- [Written instruction]
Every entry that follows needs to be repeated exactly.

begin The data

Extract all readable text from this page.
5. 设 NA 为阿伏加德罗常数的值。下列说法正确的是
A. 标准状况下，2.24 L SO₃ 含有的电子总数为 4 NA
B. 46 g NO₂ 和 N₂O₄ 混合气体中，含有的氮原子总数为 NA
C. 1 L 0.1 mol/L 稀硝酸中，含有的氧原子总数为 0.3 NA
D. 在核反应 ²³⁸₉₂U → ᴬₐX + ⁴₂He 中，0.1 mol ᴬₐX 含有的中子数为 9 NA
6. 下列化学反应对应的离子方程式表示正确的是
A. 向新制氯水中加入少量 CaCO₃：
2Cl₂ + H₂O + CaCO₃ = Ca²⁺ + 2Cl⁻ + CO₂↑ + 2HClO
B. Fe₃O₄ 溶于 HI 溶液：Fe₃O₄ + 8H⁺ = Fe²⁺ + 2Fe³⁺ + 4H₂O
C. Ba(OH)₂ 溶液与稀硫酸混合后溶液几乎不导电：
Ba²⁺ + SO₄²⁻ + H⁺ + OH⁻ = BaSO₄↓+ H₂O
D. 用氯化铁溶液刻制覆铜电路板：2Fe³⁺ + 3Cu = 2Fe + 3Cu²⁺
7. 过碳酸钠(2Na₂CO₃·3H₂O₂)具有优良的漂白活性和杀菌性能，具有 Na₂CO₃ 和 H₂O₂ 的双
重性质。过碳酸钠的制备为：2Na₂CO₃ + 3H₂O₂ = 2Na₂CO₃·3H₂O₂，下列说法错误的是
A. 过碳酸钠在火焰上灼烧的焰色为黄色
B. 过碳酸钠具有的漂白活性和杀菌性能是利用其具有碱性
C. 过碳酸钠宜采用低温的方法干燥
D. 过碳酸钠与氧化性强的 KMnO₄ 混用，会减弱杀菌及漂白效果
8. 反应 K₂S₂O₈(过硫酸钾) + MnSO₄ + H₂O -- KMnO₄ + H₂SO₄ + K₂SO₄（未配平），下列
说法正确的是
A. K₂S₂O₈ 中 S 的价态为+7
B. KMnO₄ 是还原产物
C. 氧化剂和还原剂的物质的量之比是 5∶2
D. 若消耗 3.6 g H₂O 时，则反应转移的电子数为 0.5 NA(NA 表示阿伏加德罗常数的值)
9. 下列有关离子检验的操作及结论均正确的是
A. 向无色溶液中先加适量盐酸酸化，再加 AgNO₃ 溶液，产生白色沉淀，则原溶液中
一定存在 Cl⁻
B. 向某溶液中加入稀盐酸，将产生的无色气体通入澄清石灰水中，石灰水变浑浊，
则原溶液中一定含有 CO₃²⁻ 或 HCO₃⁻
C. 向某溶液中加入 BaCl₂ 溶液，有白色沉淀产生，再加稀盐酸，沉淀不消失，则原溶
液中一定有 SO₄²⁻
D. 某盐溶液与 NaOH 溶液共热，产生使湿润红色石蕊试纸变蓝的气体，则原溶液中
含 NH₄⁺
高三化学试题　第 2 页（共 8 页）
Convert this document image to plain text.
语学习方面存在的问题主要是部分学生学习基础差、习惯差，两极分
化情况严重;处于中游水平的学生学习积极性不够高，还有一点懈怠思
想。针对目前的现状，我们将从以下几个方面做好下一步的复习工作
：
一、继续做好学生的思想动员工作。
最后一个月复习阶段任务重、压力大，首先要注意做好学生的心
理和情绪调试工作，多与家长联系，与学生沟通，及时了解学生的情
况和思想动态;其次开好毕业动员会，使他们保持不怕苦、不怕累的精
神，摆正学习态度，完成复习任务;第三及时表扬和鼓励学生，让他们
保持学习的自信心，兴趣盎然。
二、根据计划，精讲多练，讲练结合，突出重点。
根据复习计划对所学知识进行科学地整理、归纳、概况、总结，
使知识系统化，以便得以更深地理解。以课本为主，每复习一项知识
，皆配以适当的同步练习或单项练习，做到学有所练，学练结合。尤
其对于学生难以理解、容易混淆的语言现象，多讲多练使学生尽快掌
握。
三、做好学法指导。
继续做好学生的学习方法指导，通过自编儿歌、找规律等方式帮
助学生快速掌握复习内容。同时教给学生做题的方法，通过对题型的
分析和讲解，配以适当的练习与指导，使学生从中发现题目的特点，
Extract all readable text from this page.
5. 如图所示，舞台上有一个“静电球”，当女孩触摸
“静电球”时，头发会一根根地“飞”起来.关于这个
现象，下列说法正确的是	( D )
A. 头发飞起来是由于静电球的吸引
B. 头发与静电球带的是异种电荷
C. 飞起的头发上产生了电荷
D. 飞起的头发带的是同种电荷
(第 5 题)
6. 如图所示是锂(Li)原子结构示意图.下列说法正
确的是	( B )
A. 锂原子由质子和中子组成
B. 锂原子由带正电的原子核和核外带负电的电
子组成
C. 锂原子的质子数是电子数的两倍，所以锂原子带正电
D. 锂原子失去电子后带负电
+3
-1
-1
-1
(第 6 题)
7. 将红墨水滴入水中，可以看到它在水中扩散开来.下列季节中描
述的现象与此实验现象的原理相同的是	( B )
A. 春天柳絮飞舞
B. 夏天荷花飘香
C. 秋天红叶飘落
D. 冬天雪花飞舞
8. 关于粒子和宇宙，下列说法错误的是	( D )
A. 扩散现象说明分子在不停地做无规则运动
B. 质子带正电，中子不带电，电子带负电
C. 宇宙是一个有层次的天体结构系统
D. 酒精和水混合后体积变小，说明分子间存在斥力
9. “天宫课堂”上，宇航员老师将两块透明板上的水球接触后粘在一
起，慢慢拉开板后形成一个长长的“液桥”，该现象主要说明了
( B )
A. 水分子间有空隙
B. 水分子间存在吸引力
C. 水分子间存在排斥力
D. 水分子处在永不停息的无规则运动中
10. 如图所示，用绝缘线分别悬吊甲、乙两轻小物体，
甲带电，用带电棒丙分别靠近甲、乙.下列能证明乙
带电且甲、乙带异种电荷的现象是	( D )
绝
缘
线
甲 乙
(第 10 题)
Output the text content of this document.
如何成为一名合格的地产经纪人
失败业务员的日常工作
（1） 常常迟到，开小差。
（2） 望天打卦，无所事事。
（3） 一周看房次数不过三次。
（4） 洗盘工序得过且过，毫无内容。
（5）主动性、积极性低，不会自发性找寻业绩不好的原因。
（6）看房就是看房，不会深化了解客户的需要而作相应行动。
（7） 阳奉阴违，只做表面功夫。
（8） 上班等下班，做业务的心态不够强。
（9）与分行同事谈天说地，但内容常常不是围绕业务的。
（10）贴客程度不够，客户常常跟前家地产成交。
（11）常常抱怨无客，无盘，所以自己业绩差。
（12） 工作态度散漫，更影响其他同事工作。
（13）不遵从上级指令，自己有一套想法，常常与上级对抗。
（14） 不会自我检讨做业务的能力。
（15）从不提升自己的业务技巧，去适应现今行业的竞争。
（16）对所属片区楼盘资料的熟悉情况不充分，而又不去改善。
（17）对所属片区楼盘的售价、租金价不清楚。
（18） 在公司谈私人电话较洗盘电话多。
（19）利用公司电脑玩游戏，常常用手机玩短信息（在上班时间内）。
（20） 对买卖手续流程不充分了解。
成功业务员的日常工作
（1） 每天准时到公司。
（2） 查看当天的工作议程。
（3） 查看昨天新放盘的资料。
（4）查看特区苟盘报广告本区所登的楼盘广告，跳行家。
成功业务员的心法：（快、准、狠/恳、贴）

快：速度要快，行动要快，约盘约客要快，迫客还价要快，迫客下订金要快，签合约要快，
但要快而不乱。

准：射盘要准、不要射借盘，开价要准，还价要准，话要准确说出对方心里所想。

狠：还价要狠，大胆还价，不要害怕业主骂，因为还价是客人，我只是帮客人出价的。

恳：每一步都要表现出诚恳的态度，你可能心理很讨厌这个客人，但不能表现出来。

end The data

- [Reply to the exercise]
Extract all readable text from this page.
5. 设 NA 为阿伏加德罗常数的值。下列说法正确的是
A. 标准状况下，2.24 L SO₃ 含有的电子总数为 4 NA
B. 46 g NO₂ 和 N₂O₄ 混合气体中，含有的氮原子总数为 NA
C. 1 L 0.1 mol/L 稀硝酸中，含有的氧原子总数为 0.3 NA
D. 在核反应 ²³⁸₉₂U → ᴬₐX + ⁴₂He 中，0.1 mol ᴬₐX 含有的中子数为 9 NA
6. 下列化学反应对应的离子方程式表示正确的是
A. 向新制氯水中加入少量 CaCO₃：
2Cl₂ + H₂O + CaCO₃ = Ca²⁺ + 2Cl⁻ + CO₂↑ + 2HClO
B. Fe₃O₄ 溶于 HI 溶液：Fe₃O₄ + 8H⁺ = Fe²⁺ + 2Fe³⁺ + 4H₂O
C. Ba(OH)₂ 溶液与稀硫酸混合后溶液几乎不导电：
Ba²⁺ + SO₄²⁻ + H⁺ + OH⁻ = BaSO₄↓+ H₂O
D. 用氯化铁溶液刻制覆铜电路板：2Fe³⁺ + 3Cu = 2Fe + 3Cu²⁺
7. 过碳酸钠(2Na₂CO₃·3H₂O₂)具有优良的漂白活性和杀菌性能，具有 Na₂CO₃ 和 H₂O₂ 的双
重性质。过碳酸钠的制备为：2Na₂CO₃ + 3H₂O₂ = 2Na₂CO₃·3H₂O₂，下列说法错误的是
A. 过碳酸钠在火焰上灼烧的焰色为黄色
B. 过碳酸钠具有的漂白活性和杀菌性能是利用其具有碱性
C. 过碳酸钠宜采用低温的方法干燥
D. 过碳酸钠与氧化性强的 KMnO₄ 混用，会减弱杀菌及漂白效果
8. 反应 K₂S₂O₈(过硫酸钾) + MnSO₄ + H₂O -- KMnO₄ + H₂SO₄ + K₂SO₄（未配平），下列
说法正确的是
A. K₂S₂O₈ 中 S 的价态为+7
B. KMnO₄ 是还原产物
C. 氧化剂和还原剂的物质的量之比是 5∶2
D. 若消耗 3.6 g H₂O 时，则反应转移的电子数为 0.5 NA(NA 表示阿伏加德罗常数的值)
9. 下列有关离子检验的操作及结论均正确的是
A. 向无色溶液中先加适量盐酸酸化，再加 AgNO₃ 溶液，产生白色沉淀，则原溶液中
一定存在 Cl⁻
B. 向某溶液中加入稀盐酸，将产生的无色气体通入澄清石灰水中，石灰水变浑浊，
则原溶液中一定含有 CO₃²⁻ 或 HCO₃⁻
C. 向某溶液中加入 BaCl₂ 溶液，有白色沉淀产生，再加稀盐酸，沉淀不消失，则原溶
液中一定有 SO₄²⁻
D. 某盐溶液与 NaOH 溶液共热，产生使湿润红色石蕊试纸变蓝的气体，则原溶液中
含 NH₄⁺
高三化学试题　第 2 页（共 8 页）
Convert this document image to plain text.
语学习方面存在的问题主要是部分学生学习基础差、习惯差，两极分
化情况严重;处于中游水平的学生学习积极性不够高，还有一点懈怠思
想。针对目前的现状，我们将从以下几个方面做好下一步的复习工作
：
一、继续做好学生的思想动员工作。
最后一个月复习阶段任务重、压力大，首先要注意做好学生的心
理和情绪调试工作，多与家长联系，与学生沟通，及时了解学生的情
况和思想动态;其次开好毕业动员会，使他们保持不怕苦、不怕累的精
神，摆正学习态度，完成复习任务;第三及时表扬和鼓励学生，让他们
保持学习的自信心，兴趣盎然。
二、根据计划，精讲多练，讲练结合，突出重点。
根据复习计划对所学知识进行科学地整理、归纳、概况、总结，
使知识系统化，以便得以更深地理解。以课本为主，每复习一项知识
，皆配以适当的同步练习或单项练习，做到学有所练，学练结合。尤
其对于学生难以理解、容易混淆的语言现象，多讲多练使学生尽快掌
握。
三、做好学法指导。
继续做好学生的学习方法指导，通过自编儿歌、找规律等方式帮
助学生快速掌握复习内容。同时教给学生做题的方法，通过对题型的
分析和讲解，配以适当的练习与指导，使学生从中发现题目的特点，
Extract all readable text from this page.
5. 如图所示，舞台上有一个“静电球”，当女孩触摸
“静电球”时，头发会一根根地“飞”起来.关于这个
现象，下列说法正确的是	( D )
A. 头发飞起来是由于静电球的吸引
B. 头发与静电球带的是异种电荷
C. 飞起的头发上产生了电荷
D. 飞起的头发带的是同种电荷
(第 5 题)
6. 如图所示是锂(Li)原子结构示意图.下列说法正
确的是	( B )
A. 锂原子由质子和中子组成
B. 锂原子由带正电的原子核和核外带负电的电
子组成
C. 锂原子的质子数是电子数的两倍，所以锂原子带正电
D. 锂原子失去电子后带负电
+3
-1
-1
-1
(第 6 题)
7. 将红墨水滴入水中，可以看到它在水中扩散开来.下列季节中描
述的现象与此实验现象的原理相同的是	( B )
A. 春天柳絮飞舞
B. 夏天荷花飘香
C. 秋天红叶飘落
D. 冬天雪花飞舞
8. 关于粒子和宇宙，下列说法错误的是	( D )
A. 扩散现象说明分子在不停地做无规则运动
B. 质子带正电，中子不带电，电子带负电
C. 宇宙是一个有层次的天体结构系统
D. 酒精和水混合后体积变小，说明分子间存在斥力
9. “天宫课堂”上，宇航员老师将两块透明板上的水球接触后粘在一
起，慢慢拉开板后形成一个长长的“液桥”，该现象主要说明了
( B )
A. 水分子间有空隙
B. 水分子间存在吸引力
C. 水分子间存在排斥力
D. 水分子处在永不停息的无规则运动中
10. 如图所示，用绝缘线分别悬吊甲、乙两轻小物体，
甲带电，用带电棒丙分别靠近甲、乙.下列能证明乙
带电且甲、乙带异种电荷的现象是	( D )
绝
缘
线
甲 乙
(第 10 题)
Output the text content of this document.
如何成为一名合格的地产经纪人
失败业务员的日常工作
（1） 常常迟到，开小差。
（2） 望天打卦，无所事事。
（3） 一周看房次数不过三次。
（4） 洗盘工序得过且过，毫无内容。
（5）主动性、积极性低，不会自发性找寻业绩不好的原因。
（6）看房就是看房，不会深化了解客户的需要而作相应行动。
（7） 阳奉阴违，只做表面功夫。
（8） 上班等下班，做业务的心态不够强。
（9）与分行同事谈天说地，但内容常常不是围绕业务的。
（10）贴客程度不够，客户常常跟前家地产成交。
（11）常常抱怨无客，无盘，所以自己业绩差。
（12） 工作态度散漫，更影响其他同事工作。
（13）不遵从上级指令，自己有一套想法，常常与上级对抗。
（14） 不会自我检讨做业务的能力。
（15）从不提升自己的业务技巧，去适应现今行业的竞争。
（16）对所属片区楼盘资料的熟悉情况不充分，而又不去改善。
（17）对所属片区楼盘的售价、租金价不清楚。
（18） 在公司谈私人电话较洗盘电话多。
（19）利用公司电脑玩游戏，常常用手机玩短信息（在上班时间内）。
（20） 对买卖手续流程不充分了解。
成功业务员的日常工作
（1） 每天准时到公司。
（2） 查看当天的工作议程。
（3） 查看昨天新放盘的资料。
（4）查看特区苟盘报广告本区所登的楼盘广告，跳行家。
成功业务员的心法：（快、准、狠/恳、贴）

快：速度要快，行动要快，约盘约客要快，迫客还价要快，迫客下订金要快，签合约要快，
但要快而不乱。

准：射盘要准、不要射借盘，开价要准，还价要准，话要准确说出对方心里所想。

狠：还价要狠，大胆还价，不要害怕业主骂，因为还价是客人，我只是帮客人出价的。

恳：每一步都要表现出诚恳的态度，你可能心理很讨厌这个客人，但不能表现出来。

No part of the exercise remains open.